> **Exercise goal**
List each line in which the string "Herbs" appears.

-- BEGIN Task inputs --

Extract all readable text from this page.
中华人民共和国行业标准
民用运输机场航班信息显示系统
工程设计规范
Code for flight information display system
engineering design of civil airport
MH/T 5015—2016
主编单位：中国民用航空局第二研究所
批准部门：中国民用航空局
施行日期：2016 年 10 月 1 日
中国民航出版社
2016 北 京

-- END Task inputs --
-- BEGIN Task inputs --

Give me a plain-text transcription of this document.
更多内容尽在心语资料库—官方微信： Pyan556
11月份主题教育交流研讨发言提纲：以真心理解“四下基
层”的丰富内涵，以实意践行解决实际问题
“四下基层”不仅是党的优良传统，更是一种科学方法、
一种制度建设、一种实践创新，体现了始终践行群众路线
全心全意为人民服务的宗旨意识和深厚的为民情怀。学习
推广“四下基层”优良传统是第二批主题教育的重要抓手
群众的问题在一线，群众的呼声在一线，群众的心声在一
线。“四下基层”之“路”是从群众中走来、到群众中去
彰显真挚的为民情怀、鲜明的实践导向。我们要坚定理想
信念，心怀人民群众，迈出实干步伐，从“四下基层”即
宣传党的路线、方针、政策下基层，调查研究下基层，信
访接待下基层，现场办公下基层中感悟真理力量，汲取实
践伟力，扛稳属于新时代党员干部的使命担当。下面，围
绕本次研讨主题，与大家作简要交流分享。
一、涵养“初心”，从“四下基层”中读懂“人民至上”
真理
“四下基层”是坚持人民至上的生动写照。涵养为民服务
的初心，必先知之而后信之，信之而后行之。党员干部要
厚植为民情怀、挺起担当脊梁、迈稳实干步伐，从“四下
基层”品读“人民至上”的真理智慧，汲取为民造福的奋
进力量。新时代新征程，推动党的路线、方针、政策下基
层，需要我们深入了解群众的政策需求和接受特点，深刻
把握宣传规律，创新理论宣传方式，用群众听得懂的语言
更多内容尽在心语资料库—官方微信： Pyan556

-- END Task inputs --
-- BEGIN Task inputs --

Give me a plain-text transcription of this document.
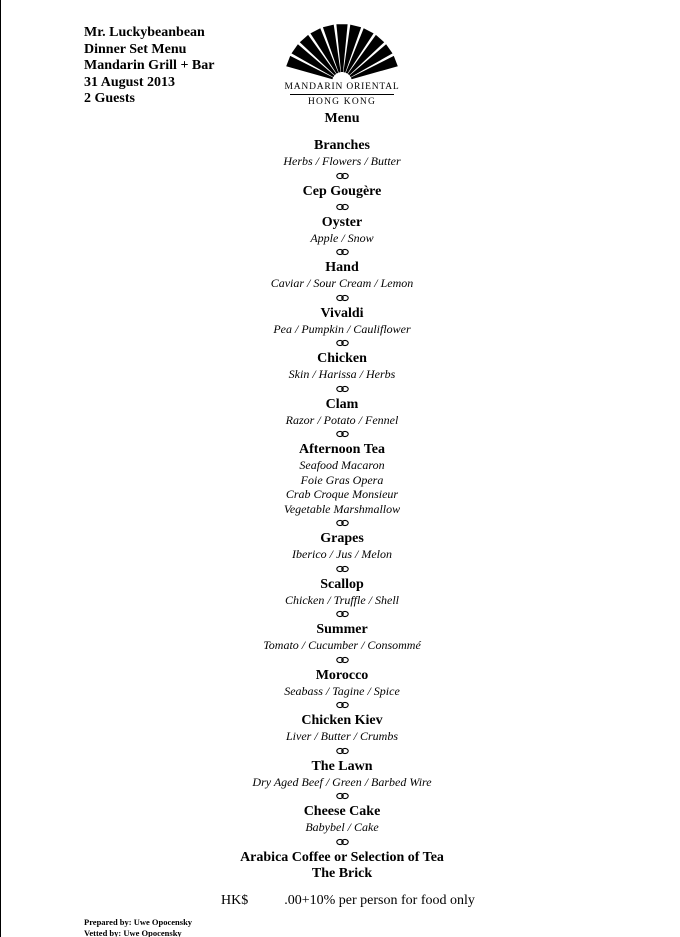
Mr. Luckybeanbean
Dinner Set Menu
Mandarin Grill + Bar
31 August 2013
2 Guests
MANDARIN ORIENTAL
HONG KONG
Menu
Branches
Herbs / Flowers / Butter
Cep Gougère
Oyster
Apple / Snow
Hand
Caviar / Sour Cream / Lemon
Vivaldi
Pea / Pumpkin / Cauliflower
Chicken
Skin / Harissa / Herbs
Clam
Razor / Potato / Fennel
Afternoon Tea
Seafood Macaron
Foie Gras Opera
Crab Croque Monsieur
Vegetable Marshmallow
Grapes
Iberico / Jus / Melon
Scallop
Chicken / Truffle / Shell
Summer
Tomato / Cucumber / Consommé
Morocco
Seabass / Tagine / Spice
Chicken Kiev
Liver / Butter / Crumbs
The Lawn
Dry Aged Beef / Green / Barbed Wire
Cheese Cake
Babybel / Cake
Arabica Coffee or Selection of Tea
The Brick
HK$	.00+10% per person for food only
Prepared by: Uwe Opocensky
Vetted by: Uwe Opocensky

-- END Task inputs --

> **Full solution**
Herbs / Flowers / Butter
Skin / Harissa / Herbs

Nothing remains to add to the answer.